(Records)
═══
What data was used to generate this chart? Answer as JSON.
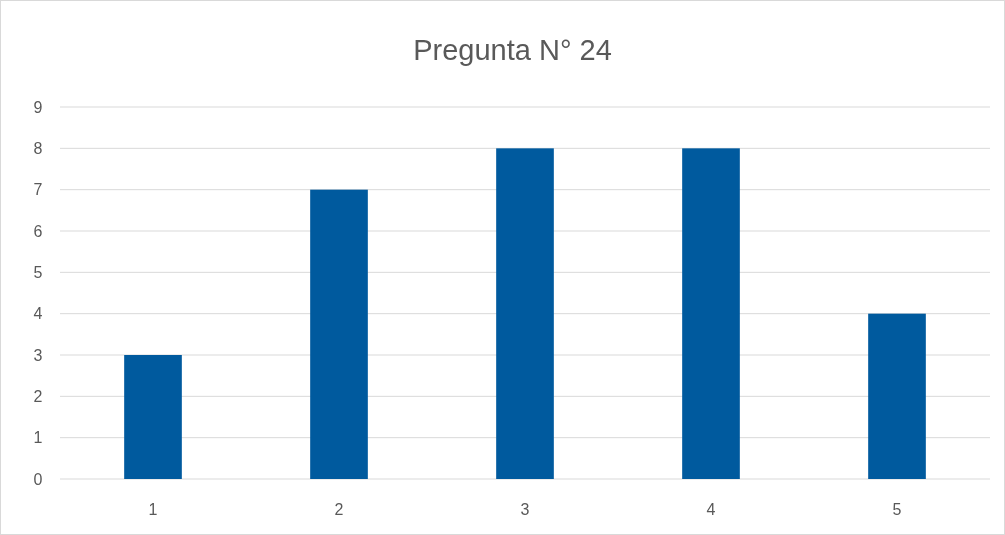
{
  "chart_data": {
    "type": "bar",
    "title": "Pregunta N° 24",
    "categories": [
      "1",
      "2",
      "3",
      "4",
      "5"
    ],
    "values": [
      3,
      7,
      8,
      8,
      4
    ],
    "color": "#005a9e",
    "ylim": [
      0,
      9
    ],
    "yticks": [
      0,
      1,
      2,
      3,
      4,
      5,
      6,
      7,
      8,
      9
    ],
    "grid": "y"
  }
}
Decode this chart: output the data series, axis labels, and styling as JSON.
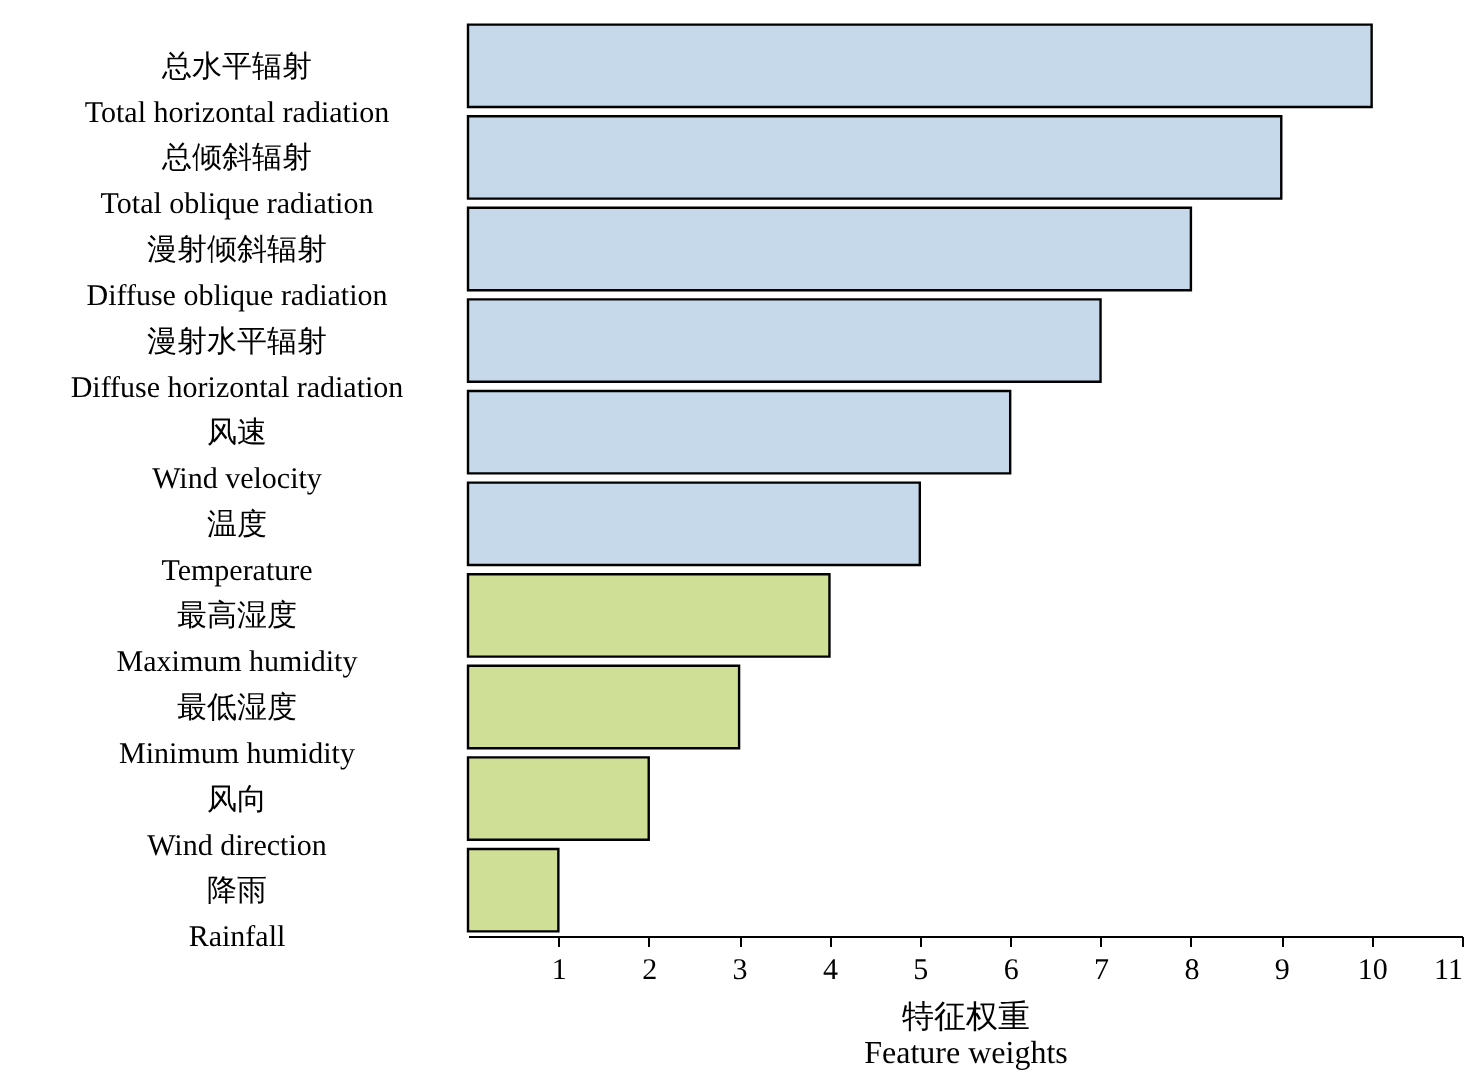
{
  "chart_data": {
    "type": "bar",
    "orientation": "horizontal",
    "categories": [
      "总水平辐射\nTotal horizontal radiation",
      "总倾斜辐射\nTotal oblique radiation",
      "漫射倾斜辐射\nDiffuse oblique radiation",
      "漫射水平辐射\nDiffuse horizontal radiation",
      "风速\nWind velocity",
      "温度\nTemperature",
      "最高湿度\nMaximum humidity",
      "最低湿度\nMinimum humidity",
      "风向\nWind direction",
      "降雨\nRainfall"
    ],
    "values": [
      10,
      9,
      8,
      7,
      6,
      5,
      4,
      3,
      2,
      1
    ],
    "colors": [
      "#c5d9ea",
      "#c5d9ea",
      "#c5d9ea",
      "#c5d9ea",
      "#c5d9ea",
      "#c5d9ea",
      "#d0df96",
      "#d0df96",
      "#d0df96",
      "#d0df96"
    ],
    "xlabel": "特征权重\nFeature weights",
    "xlim": [
      0,
      11
    ],
    "xticks": [
      1,
      2,
      3,
      4,
      5,
      6,
      7,
      8,
      9,
      10,
      11
    ],
    "grid": false
  }
}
═══
◆ **Set task**:
In the data above, find the line containing "Decode this chart: output"; from there, please write out each line through the end, exactly, with the pictures omitted.

◆ **Result of the exercise**:
Decode this chart: output the data series, axis labels, and styling as JSON.
{
  "chart_data": {
    "type": "bar",
    "orientation": "horizontal",
    "categories": [
      "总水平辐射\nTotal horizontal radiation",
      "总倾斜辐射\nTotal oblique radiation",
      "漫射倾斜辐射\nDiffuse oblique radiation",
      "漫射水平辐射\nDiffuse horizontal radiation",
      "风速\nWind velocity",
      "温度\nTemperature",
      "最高湿度\nMaximum humidity",
      "最低湿度\nMinimum humidity",
      "风向\nWind direction",
      "降雨\nRainfall"
    ],
    "values": [
      10,
      9,
      8,
      7,
      6,
      5,
      4,
      3,
      2,
      1
    ],
    "colors": [
      "#c5d9ea",
      "#c5d9ea",
      "#c5d9ea",
      "#c5d9ea",
      "#c5d9ea",
      "#c5d9ea",
      "#d0df96",
      "#d0df96",
      "#d0df96",
      "#d0df96"
    ],
    "xlabel": "特征权重\nFeature weights",
    "xlim": [
      0,
      11
    ],
    "xticks": [
      1,
      2,
      3,
      4,
      5,
      6,
      7,
      8,
      9,
      10,
      11
    ],
    "grid": false
  }
}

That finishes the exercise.